Stored data entries

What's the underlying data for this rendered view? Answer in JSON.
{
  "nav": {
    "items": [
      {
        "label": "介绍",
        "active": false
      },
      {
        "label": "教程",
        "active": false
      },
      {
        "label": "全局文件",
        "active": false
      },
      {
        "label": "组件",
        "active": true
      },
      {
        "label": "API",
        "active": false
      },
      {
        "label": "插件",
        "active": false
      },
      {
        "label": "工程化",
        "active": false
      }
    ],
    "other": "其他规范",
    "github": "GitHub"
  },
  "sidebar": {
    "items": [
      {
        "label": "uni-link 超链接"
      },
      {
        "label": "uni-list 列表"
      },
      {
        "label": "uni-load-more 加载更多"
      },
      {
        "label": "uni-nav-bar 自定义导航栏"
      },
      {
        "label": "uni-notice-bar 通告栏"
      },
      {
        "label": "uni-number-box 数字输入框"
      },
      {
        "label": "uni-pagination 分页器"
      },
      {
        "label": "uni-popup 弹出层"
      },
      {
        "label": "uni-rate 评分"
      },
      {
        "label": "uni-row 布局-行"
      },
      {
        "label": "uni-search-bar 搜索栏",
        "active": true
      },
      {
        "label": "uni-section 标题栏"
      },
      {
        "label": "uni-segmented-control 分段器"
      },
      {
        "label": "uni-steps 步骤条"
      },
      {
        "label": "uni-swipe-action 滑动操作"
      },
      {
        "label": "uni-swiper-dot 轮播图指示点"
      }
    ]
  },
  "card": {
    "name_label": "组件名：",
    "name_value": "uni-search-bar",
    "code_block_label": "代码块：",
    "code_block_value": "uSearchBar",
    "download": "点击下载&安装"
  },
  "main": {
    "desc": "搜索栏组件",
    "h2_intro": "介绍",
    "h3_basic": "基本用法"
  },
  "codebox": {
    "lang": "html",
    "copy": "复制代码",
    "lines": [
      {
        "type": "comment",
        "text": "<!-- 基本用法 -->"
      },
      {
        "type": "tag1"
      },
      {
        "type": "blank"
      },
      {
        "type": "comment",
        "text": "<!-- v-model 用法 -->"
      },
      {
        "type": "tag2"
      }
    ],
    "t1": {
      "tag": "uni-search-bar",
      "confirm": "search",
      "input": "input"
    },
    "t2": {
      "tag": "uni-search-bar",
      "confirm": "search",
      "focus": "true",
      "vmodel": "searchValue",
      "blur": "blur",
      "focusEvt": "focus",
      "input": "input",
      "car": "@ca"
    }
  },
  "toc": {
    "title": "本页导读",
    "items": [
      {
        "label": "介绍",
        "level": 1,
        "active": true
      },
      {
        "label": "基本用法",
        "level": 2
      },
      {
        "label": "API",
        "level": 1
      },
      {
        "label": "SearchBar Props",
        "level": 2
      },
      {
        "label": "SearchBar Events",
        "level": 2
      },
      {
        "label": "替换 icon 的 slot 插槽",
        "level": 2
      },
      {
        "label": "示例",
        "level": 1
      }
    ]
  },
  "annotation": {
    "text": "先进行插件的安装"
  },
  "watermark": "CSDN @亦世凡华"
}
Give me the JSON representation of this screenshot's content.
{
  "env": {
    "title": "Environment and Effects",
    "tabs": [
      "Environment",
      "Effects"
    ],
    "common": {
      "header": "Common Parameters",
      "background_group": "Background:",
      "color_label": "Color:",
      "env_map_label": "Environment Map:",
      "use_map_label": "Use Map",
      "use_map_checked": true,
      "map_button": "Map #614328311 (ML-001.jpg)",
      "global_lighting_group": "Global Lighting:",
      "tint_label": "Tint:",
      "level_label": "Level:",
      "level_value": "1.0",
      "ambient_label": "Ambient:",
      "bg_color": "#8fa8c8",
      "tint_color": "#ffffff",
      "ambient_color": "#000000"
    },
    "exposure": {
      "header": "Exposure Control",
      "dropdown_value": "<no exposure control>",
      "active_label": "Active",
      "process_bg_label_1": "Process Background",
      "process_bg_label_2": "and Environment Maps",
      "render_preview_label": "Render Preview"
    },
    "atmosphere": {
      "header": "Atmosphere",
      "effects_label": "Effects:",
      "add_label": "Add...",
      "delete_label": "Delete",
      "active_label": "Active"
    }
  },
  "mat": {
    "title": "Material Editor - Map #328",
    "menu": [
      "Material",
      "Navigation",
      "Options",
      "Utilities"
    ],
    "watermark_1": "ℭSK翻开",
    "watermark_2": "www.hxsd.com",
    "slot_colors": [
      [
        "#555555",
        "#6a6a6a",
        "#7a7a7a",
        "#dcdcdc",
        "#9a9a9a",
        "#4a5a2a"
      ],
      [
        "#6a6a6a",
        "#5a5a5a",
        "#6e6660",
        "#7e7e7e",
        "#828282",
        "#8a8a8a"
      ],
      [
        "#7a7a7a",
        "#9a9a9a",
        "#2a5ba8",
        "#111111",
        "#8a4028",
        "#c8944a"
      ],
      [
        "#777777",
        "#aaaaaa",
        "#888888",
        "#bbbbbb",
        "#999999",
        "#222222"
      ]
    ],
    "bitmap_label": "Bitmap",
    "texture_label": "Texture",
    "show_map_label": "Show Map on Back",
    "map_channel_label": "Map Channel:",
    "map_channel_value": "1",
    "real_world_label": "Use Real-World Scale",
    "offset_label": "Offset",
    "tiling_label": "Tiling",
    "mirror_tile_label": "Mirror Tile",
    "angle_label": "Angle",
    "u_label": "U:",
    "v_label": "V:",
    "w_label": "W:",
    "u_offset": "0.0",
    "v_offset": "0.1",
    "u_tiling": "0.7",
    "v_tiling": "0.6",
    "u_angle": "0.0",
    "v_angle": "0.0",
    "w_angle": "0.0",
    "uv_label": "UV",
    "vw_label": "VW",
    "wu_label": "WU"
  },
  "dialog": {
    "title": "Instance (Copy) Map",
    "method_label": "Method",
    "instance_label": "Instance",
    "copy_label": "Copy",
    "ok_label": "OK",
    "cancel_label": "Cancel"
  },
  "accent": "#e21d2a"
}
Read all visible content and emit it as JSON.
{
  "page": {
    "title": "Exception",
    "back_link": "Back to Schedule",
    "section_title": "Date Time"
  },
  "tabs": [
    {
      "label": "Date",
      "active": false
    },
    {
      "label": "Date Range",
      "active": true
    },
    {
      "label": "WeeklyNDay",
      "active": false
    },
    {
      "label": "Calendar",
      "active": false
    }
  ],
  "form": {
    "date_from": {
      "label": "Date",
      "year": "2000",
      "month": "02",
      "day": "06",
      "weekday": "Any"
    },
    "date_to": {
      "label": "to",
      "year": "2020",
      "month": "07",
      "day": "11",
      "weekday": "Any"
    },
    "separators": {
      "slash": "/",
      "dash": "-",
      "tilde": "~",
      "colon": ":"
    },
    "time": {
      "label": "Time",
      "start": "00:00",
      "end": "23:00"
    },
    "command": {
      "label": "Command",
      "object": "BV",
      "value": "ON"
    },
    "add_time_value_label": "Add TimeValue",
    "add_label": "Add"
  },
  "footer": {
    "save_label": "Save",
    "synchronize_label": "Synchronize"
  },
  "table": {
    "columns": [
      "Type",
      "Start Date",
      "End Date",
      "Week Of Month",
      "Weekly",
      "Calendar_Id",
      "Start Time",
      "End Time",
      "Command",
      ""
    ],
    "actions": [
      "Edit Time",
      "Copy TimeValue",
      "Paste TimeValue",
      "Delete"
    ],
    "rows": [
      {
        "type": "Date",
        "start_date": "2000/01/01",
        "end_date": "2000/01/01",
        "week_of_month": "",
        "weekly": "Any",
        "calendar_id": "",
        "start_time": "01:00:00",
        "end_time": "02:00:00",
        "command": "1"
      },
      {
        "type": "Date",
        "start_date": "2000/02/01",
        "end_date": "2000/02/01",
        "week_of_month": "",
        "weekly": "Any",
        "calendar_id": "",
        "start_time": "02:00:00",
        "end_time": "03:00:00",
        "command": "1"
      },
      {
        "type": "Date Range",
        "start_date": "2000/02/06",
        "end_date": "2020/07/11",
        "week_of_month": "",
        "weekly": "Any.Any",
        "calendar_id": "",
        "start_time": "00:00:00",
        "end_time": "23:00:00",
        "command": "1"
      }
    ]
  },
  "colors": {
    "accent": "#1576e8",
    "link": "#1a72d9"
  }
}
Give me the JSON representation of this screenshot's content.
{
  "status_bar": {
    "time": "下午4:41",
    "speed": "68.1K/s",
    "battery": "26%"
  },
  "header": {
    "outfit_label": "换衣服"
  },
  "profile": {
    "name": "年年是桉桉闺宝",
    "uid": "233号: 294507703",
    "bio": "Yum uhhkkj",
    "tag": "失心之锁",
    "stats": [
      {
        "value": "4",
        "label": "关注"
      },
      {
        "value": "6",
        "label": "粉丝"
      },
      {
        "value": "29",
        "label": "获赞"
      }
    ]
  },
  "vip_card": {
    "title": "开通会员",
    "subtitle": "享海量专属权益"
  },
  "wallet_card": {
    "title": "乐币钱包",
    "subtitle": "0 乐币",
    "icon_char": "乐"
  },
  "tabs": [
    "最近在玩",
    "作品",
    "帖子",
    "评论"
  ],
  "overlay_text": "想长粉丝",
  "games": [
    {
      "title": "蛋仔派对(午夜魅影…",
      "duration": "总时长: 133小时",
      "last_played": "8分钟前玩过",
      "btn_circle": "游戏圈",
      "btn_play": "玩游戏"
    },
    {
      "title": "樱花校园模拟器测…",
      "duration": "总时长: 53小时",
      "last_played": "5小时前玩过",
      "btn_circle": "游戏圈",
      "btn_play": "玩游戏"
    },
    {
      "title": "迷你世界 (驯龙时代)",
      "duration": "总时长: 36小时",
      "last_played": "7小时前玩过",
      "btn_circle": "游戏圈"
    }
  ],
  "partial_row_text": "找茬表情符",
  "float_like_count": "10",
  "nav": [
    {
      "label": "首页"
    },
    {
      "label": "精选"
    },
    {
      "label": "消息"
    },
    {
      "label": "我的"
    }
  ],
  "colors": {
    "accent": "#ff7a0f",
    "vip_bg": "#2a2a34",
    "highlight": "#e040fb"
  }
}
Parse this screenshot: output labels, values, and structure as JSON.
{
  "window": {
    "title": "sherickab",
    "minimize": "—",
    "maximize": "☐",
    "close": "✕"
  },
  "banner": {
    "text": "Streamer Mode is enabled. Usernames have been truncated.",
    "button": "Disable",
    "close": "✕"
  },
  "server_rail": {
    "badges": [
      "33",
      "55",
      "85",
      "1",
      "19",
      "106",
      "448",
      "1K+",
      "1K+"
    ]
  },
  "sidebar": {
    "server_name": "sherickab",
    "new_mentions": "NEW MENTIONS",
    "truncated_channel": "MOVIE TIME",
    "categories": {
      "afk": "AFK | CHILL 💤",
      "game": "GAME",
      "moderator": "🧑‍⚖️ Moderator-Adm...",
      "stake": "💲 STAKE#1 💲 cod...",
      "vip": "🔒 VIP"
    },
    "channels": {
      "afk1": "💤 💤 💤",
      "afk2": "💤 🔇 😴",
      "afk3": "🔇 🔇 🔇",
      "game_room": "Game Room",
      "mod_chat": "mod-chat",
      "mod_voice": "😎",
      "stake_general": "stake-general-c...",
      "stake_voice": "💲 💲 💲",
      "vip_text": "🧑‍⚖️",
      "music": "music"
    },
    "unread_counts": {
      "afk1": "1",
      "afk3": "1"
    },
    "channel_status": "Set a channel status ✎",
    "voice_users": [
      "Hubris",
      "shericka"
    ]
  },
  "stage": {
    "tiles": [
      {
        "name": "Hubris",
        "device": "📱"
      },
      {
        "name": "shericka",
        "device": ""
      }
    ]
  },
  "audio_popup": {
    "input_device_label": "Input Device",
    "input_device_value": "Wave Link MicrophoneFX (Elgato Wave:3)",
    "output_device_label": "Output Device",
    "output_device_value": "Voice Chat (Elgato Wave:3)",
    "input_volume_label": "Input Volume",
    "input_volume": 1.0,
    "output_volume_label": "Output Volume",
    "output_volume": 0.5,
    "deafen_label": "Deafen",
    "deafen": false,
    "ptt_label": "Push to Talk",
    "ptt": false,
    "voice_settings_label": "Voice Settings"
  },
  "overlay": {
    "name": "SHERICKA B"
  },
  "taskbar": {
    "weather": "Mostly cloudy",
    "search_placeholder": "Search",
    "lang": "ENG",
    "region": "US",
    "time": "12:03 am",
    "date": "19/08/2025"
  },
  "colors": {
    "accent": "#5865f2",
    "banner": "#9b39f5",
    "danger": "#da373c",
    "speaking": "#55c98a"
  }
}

* [BRIEF]: Scan the material above. Extract every line in which the word "this" occurs.

* [WRITTEN ANSWER]:
What's the underlying data for this rendered view? Answer in JSON.
Give me the JSON representation of this screenshot's content.
Give me the JSON representation of this screenshot's content.
Parse this screenshot: output labels, values, and structure as JSON.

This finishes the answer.